══ Exercise inputs

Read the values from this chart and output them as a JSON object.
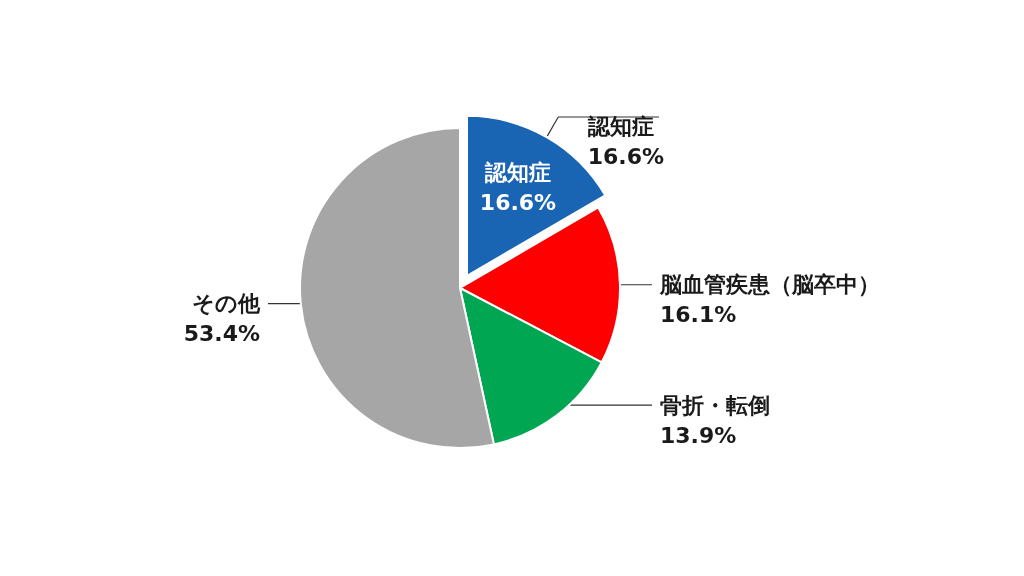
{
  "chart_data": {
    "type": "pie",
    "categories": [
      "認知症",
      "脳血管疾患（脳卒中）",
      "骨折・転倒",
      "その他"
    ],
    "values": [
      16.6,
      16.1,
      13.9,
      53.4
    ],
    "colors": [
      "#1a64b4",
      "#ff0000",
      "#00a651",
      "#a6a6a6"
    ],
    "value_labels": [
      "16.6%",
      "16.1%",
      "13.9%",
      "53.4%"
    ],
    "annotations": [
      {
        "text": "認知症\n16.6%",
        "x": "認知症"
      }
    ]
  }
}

════
══ Exercise inputs

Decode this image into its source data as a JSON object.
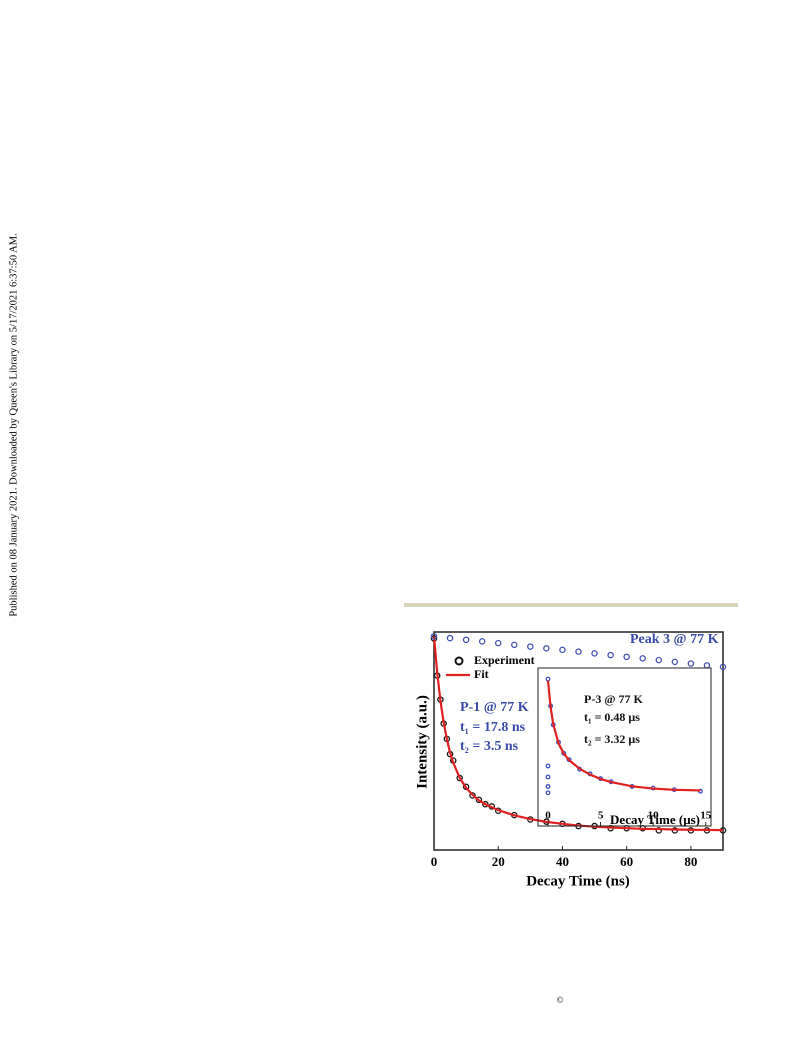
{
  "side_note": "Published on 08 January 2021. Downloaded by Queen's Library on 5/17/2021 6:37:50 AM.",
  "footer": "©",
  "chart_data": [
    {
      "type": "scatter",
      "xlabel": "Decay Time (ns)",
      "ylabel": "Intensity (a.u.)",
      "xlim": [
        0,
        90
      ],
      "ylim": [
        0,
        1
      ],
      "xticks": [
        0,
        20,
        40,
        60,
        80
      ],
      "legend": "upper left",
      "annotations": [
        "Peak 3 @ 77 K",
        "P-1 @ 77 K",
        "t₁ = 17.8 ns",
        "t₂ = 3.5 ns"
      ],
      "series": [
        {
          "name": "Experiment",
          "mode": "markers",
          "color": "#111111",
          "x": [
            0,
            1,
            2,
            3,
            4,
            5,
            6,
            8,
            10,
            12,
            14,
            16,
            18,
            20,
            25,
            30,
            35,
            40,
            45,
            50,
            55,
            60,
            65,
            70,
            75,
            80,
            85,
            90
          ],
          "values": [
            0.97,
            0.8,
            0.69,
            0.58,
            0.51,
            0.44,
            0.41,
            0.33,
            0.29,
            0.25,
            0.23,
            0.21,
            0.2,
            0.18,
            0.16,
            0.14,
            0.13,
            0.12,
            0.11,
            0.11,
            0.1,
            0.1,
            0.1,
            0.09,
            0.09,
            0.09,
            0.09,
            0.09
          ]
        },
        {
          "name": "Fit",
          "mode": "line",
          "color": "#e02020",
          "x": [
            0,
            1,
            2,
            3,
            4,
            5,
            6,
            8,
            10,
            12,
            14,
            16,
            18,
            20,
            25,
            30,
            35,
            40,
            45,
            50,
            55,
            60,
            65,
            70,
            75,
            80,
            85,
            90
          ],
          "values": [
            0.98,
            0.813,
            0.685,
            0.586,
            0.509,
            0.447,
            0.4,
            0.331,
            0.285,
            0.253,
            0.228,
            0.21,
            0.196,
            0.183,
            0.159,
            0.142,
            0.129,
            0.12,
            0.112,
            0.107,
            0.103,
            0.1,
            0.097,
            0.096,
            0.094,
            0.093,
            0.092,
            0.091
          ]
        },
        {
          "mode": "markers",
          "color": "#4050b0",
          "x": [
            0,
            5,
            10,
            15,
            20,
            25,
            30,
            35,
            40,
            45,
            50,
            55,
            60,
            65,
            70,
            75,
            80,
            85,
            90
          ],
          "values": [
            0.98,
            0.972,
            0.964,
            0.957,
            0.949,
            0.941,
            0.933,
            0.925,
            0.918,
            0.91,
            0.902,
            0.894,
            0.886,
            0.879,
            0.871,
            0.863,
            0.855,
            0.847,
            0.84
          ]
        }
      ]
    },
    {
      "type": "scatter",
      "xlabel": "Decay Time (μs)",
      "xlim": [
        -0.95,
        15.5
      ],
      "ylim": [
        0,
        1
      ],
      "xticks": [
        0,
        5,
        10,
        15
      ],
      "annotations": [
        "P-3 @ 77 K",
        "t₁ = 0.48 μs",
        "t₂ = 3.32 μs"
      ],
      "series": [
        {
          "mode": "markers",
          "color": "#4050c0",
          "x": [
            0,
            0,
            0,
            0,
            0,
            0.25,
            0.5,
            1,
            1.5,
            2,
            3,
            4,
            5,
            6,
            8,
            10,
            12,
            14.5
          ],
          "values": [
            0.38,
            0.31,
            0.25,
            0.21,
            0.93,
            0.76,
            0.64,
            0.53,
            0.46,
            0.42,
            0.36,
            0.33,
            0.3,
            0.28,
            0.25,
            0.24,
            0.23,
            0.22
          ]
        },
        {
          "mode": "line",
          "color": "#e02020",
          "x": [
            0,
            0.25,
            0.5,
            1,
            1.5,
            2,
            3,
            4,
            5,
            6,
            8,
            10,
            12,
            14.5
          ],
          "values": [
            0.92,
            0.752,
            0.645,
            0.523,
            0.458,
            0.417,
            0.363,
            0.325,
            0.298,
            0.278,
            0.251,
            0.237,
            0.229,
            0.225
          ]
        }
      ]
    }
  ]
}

════

**Task statement:** Copy out every line from the data above that has "this" in it.

**Answer in full:**
Read the values from this chart and output them as a JSON object.
Decode this image into its source data as a JSON object.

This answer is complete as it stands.